Start of Listing

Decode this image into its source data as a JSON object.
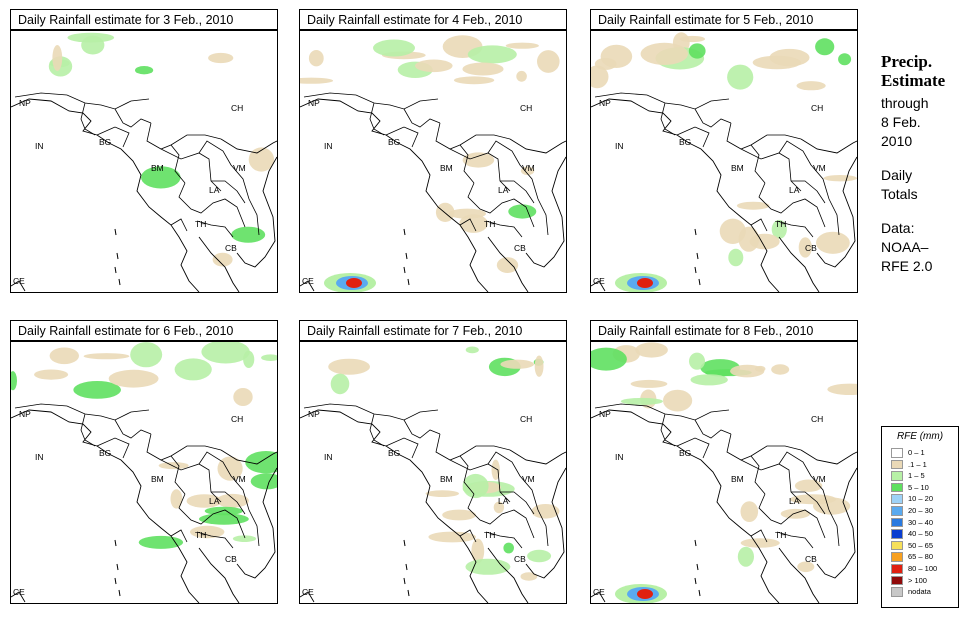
{
  "panels": [
    {
      "title": "Daily Rainfall estimate for  3 Feb., 2010",
      "rain_level": 0.15,
      "heavy_cell": false
    },
    {
      "title": "Daily Rainfall estimate for  4 Feb., 2010",
      "rain_level": 0.45,
      "heavy_cell": true
    },
    {
      "title": "Daily Rainfall estimate for  5 Feb., 2010",
      "rain_level": 0.55,
      "heavy_cell": true
    },
    {
      "title": "Daily Rainfall estimate for  6 Feb., 2010",
      "rain_level": 0.6,
      "heavy_cell": false
    },
    {
      "title": "Daily Rainfall estimate for  7 Feb., 2010",
      "rain_level": 0.5,
      "heavy_cell": false
    },
    {
      "title": "Daily Rainfall estimate for  8 Feb., 2010",
      "rain_level": 0.55,
      "heavy_cell": true
    }
  ],
  "country_labels": [
    "NP",
    "CH",
    "IN",
    "BG",
    "BM",
    "VM",
    "LA",
    "TH",
    "CB",
    "CE"
  ],
  "side_text": {
    "title_line1": "Precip.",
    "title_line2": "Estimate",
    "through": "through",
    "date_line1": "8 Feb.",
    "date_line2": "2010",
    "daily": "Daily",
    "totals": "Totals",
    "data": "Data:",
    "source1": "NOAA–",
    "source2": "RFE 2.0"
  },
  "legend": {
    "title": "RFE (mm)",
    "items": [
      {
        "label": "0 – 1",
        "color": "#ffffff"
      },
      {
        "label": ".1 – 1",
        "color": "#ead9b7"
      },
      {
        "label": "1 – 5",
        "color": "#b7f0a6"
      },
      {
        "label": "5 – 10",
        "color": "#5fe060"
      },
      {
        "label": "10 – 20",
        "color": "#9ed2f7"
      },
      {
        "label": "20 – 30",
        "color": "#5aaaf0"
      },
      {
        "label": "30 – 40",
        "color": "#2a7ae0"
      },
      {
        "label": "40 – 50",
        "color": "#0a3ed0"
      },
      {
        "label": "50 – 65",
        "color": "#f7e05a"
      },
      {
        "label": "65 – 80",
        "color": "#f7a020"
      },
      {
        "label": "80 – 100",
        "color": "#e02010"
      },
      {
        "label": "> 100",
        "color": "#900a0a"
      },
      {
        "label": "nodata",
        "color": "#c8c8c8"
      }
    ]
  },
  "colors": {
    "tan": "#ead9b7",
    "light_green": "#b7f0a6",
    "green": "#5fe060",
    "blue": "#5aaaf0",
    "red": "#e02010"
  }
}
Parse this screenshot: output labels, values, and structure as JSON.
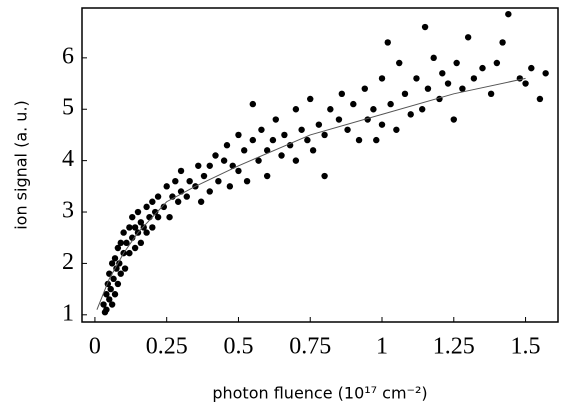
{
  "chart_data": {
    "type": "scatter",
    "x_label": "photon fluence (10¹⁷ cm⁻²)",
    "y_label": "ion signal (a. u.)",
    "xlim": [
      -0.045,
      1.613
    ],
    "ylim": [
      0.86,
      6.97
    ],
    "xticks": [
      0,
      0.25,
      0.5,
      0.75,
      1,
      1.25,
      1.5
    ],
    "yticks": [
      1,
      2,
      3,
      4,
      5,
      6
    ],
    "series": [
      {
        "type": "scatter",
        "color": "#000000",
        "x": [
          0.03,
          0.035,
          0.04,
          0.04,
          0.045,
          0.05,
          0.05,
          0.055,
          0.06,
          0.06,
          0.065,
          0.07,
          0.07,
          0.075,
          0.08,
          0.08,
          0.085,
          0.09,
          0.09,
          0.1,
          0.1,
          0.105,
          0.11,
          0.12,
          0.12,
          0.13,
          0.13,
          0.14,
          0.14,
          0.15,
          0.15,
          0.16,
          0.16,
          0.17,
          0.18,
          0.18,
          0.19,
          0.2,
          0.2,
          0.21,
          0.22,
          0.22,
          0.24,
          0.25,
          0.26,
          0.27,
          0.28,
          0.29,
          0.3,
          0.3,
          0.32,
          0.33,
          0.35,
          0.36,
          0.37,
          0.38,
          0.4,
          0.4,
          0.42,
          0.43,
          0.45,
          0.46,
          0.47,
          0.48,
          0.5,
          0.5,
          0.52,
          0.53,
          0.55,
          0.55,
          0.57,
          0.58,
          0.6,
          0.6,
          0.62,
          0.63,
          0.65,
          0.66,
          0.68,
          0.7,
          0.7,
          0.72,
          0.74,
          0.75,
          0.76,
          0.78,
          0.8,
          0.8,
          0.82,
          0.85,
          0.86,
          0.88,
          0.9,
          0.92,
          0.94,
          0.95,
          0.97,
          0.98,
          1.0,
          1.0,
          1.02,
          1.03,
          1.05,
          1.06,
          1.08,
          1.1,
          1.12,
          1.14,
          1.15,
          1.16,
          1.18,
          1.2,
          1.21,
          1.23,
          1.25,
          1.26,
          1.28,
          1.3,
          1.32,
          1.35,
          1.38,
          1.4,
          1.42,
          1.44,
          1.48,
          1.5,
          1.52,
          1.55,
          1.57
        ],
        "values": [
          1.2,
          1.05,
          1.4,
          1.1,
          1.6,
          1.3,
          1.8,
          1.5,
          1.2,
          2.0,
          1.7,
          1.4,
          2.1,
          1.9,
          1.6,
          2.3,
          2.0,
          1.8,
          2.4,
          2.2,
          2.6,
          1.9,
          2.4,
          2.7,
          2.2,
          2.5,
          2.9,
          2.3,
          2.7,
          2.6,
          3.0,
          2.4,
          2.8,
          2.7,
          3.1,
          2.6,
          2.9,
          3.2,
          2.7,
          3.0,
          3.3,
          2.9,
          3.1,
          3.5,
          2.9,
          3.3,
          3.6,
          3.2,
          3.4,
          3.8,
          3.3,
          3.6,
          3.5,
          3.9,
          3.2,
          3.7,
          3.9,
          3.4,
          4.1,
          3.6,
          4.0,
          4.3,
          3.5,
          3.9,
          4.5,
          3.8,
          4.2,
          3.6,
          4.4,
          5.1,
          4.0,
          4.6,
          4.2,
          3.7,
          4.4,
          4.8,
          4.1,
          4.5,
          4.3,
          5.0,
          4.0,
          4.6,
          4.4,
          5.2,
          4.2,
          4.7,
          4.5,
          3.7,
          5.0,
          4.8,
          5.3,
          4.6,
          5.1,
          4.4,
          5.4,
          4.8,
          5.0,
          4.4,
          5.6,
          4.7,
          6.3,
          5.1,
          4.6,
          5.9,
          5.3,
          4.9,
          5.6,
          5.0,
          6.6,
          5.4,
          6.0,
          5.2,
          5.7,
          5.5,
          4.8,
          5.9,
          5.4,
          6.4,
          5.6,
          5.8,
          5.3,
          5.9,
          6.3,
          6.85,
          5.6,
          5.5,
          5.8,
          5.2,
          5.7
        ]
      },
      {
        "type": "line",
        "color": "#555555",
        "x": [
          0.007,
          0.05,
          0.1,
          0.15,
          0.25,
          0.35,
          0.5,
          0.75,
          1.0,
          1.25,
          1.5
        ],
        "values": [
          1.1,
          1.7,
          2.2,
          2.6,
          3.2,
          3.5,
          3.9,
          4.5,
          4.9,
          5.3,
          5.6
        ]
      }
    ]
  }
}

End of Listing

Task statement -
Leaving all pictures aside, quote each record exactly.

Task result -
Decode this image into its source data as a JSON object.
{
  "panels": [
    {
      "title": "Daily Rainfall estimate for  3 Feb., 2010",
      "rain_level": 0.15,
      "heavy_cell": false
    },
    {
      "title": "Daily Rainfall estimate for  4 Feb., 2010",
      "rain_level": 0.45,
      "heavy_cell": true
    },
    {
      "title": "Daily Rainfall estimate for  5 Feb., 2010",
      "rain_level": 0.55,
      "heavy_cell": true
    },
    {
      "title": "Daily Rainfall estimate for  6 Feb., 2010",
      "rain_level": 0.6,
      "heavy_cell": false
    },
    {
      "title": "Daily Rainfall estimate for  7 Feb., 2010",
      "rain_level": 0.5,
      "heavy_cell": false
    },
    {
      "title": "Daily Rainfall estimate for  8 Feb., 2010",
      "rain_level": 0.55,
      "heavy_cell": true
    }
  ],
  "country_labels": [
    "NP",
    "CH",
    "IN",
    "BG",
    "BM",
    "VM",
    "LA",
    "TH",
    "CB",
    "CE"
  ],
  "side_text": {
    "title_line1": "Precip.",
    "title_line2": "Estimate",
    "through": "through",
    "date_line1": "8 Feb.",
    "date_line2": "2010",
    "daily": "Daily",
    "totals": "Totals",
    "data": "Data:",
    "source1": "NOAA–",
    "source2": "RFE 2.0"
  },
  "legend": {
    "title": "RFE (mm)",
    "items": [
      {
        "label": "0 – 1",
        "color": "#ffffff"
      },
      {
        "label": ".1 – 1",
        "color": "#ead9b7"
      },
      {
        "label": "1 – 5",
        "color": "#b7f0a6"
      },
      {
        "label": "5 – 10",
        "color": "#5fe060"
      },
      {
        "label": "10 – 20",
        "color": "#9ed2f7"
      },
      {
        "label": "20 – 30",
        "color": "#5aaaf0"
      },
      {
        "label": "30 – 40",
        "color": "#2a7ae0"
      },
      {
        "label": "40 – 50",
        "color": "#0a3ed0"
      },
      {
        "label": "50 – 65",
        "color": "#f7e05a"
      },
      {
        "label": "65 – 80",
        "color": "#f7a020"
      },
      {
        "label": "80 – 100",
        "color": "#e02010"
      },
      {
        "label": "> 100",
        "color": "#900a0a"
      },
      {
        "label": "nodata",
        "color": "#c8c8c8"
      }
    ]
  },
  "colors": {
    "tan": "#ead9b7",
    "light_green": "#b7f0a6",
    "green": "#5fe060",
    "blue": "#5aaaf0",
    "red": "#e02010"
  }
}
Parse this screenshot: output labels, values, and structure as JSON.
{
  "chart_data": {
    "type": "scatter",
    "x_label": "photon fluence (10¹⁷ cm⁻²)",
    "y_label": "ion signal (a. u.)",
    "xlim": [
      -0.045,
      1.613
    ],
    "ylim": [
      0.86,
      6.97
    ],
    "xticks": [
      0,
      0.25,
      0.5,
      0.75,
      1,
      1.25,
      1.5
    ],
    "yticks": [
      1,
      2,
      3,
      4,
      5,
      6
    ],
    "series": [
      {
        "type": "scatter",
        "color": "#000000",
        "x": [
          0.03,
          0.035,
          0.04,
          0.04,
          0.045,
          0.05,
          0.05,
          0.055,
          0.06,
          0.06,
          0.065,
          0.07,
          0.07,
          0.075,
          0.08,
          0.08,
          0.085,
          0.09,
          0.09,
          0.1,
          0.1,
          0.105,
          0.11,
          0.12,
          0.12,
          0.13,
          0.13,
          0.14,
          0.14,
          0.15,
          0.15,
          0.16,
          0.16,
          0.17,
          0.18,
          0.18,
          0.19,
          0.2,
          0.2,
          0.21,
          0.22,
          0.22,
          0.24,
          0.25,
          0.26,
          0.27,
          0.28,
          0.29,
          0.3,
          0.3,
          0.32,
          0.33,
          0.35,
          0.36,
          0.37,
          0.38,
          0.4,
          0.4,
          0.42,
          0.43,
          0.45,
          0.46,
          0.47,
          0.48,
          0.5,
          0.5,
          0.52,
          0.53,
          0.55,
          0.55,
          0.57,
          0.58,
          0.6,
          0.6,
          0.62,
          0.63,
          0.65,
          0.66,
          0.68,
          0.7,
          0.7,
          0.72,
          0.74,
          0.75,
          0.76,
          0.78,
          0.8,
          0.8,
          0.82,
          0.85,
          0.86,
          0.88,
          0.9,
          0.92,
          0.94,
          0.95,
          0.97,
          0.98,
          1.0,
          1.0,
          1.02,
          1.03,
          1.05,
          1.06,
          1.08,
          1.1,
          1.12,
          1.14,
          1.15,
          1.16,
          1.18,
          1.2,
          1.21,
          1.23,
          1.25,
          1.26,
          1.28,
          1.3,
          1.32,
          1.35,
          1.38,
          1.4,
          1.42,
          1.44,
          1.48,
          1.5,
          1.52,
          1.55,
          1.57
        ],
        "values": [
          1.2,
          1.05,
          1.4,
          1.1,
          1.6,
          1.3,
          1.8,
          1.5,
          1.2,
          2.0,
          1.7,
          1.4,
          2.1,
          1.9,
          1.6,
          2.3,
          2.0,
          1.8,
          2.4,
          2.2,
          2.6,
          1.9,
          2.4,
          2.7,
          2.2,
          2.5,
          2.9,
          2.3,
          2.7,
          2.6,
          3.0,
          2.4,
          2.8,
          2.7,
          3.1,
          2.6,
          2.9,
          3.2,
          2.7,
          3.0,
          3.3,
          2.9,
          3.1,
          3.5,
          2.9,
          3.3,
          3.6,
          3.2,
          3.4,
          3.8,
          3.3,
          3.6,
          3.5,
          3.9,
          3.2,
          3.7,
          3.9,
          3.4,
          4.1,
          3.6,
          4.0,
          4.3,
          3.5,
          3.9,
          4.5,
          3.8,
          4.2,
          3.6,
          4.4,
          5.1,
          4.0,
          4.6,
          4.2,
          3.7,
          4.4,
          4.8,
          4.1,
          4.5,
          4.3,
          5.0,
          4.0,
          4.6,
          4.4,
          5.2,
          4.2,
          4.7,
          4.5,
          3.7,
          5.0,
          4.8,
          5.3,
          4.6,
          5.1,
          4.4,
          5.4,
          4.8,
          5.0,
          4.4,
          5.6,
          4.7,
          6.3,
          5.1,
          4.6,
          5.9,
          5.3,
          4.9,
          5.6,
          5.0,
          6.6,
          5.4,
          6.0,
          5.2,
          5.7,
          5.5,
          4.8,
          5.9,
          5.4,
          6.4,
          5.6,
          5.8,
          5.3,
          5.9,
          6.3,
          6.85,
          5.6,
          5.5,
          5.8,
          5.2,
          5.7
        ]
      },
      {
        "type": "line",
        "color": "#555555",
        "x": [
          0.007,
          0.05,
          0.1,
          0.15,
          0.25,
          0.35,
          0.5,
          0.75,
          1.0,
          1.25,
          1.5
        ],
        "values": [
          1.1,
          1.7,
          2.2,
          2.6,
          3.2,
          3.5,
          3.9,
          4.5,
          4.9,
          5.3,
          5.6
        ]
      }
    ]
  }
}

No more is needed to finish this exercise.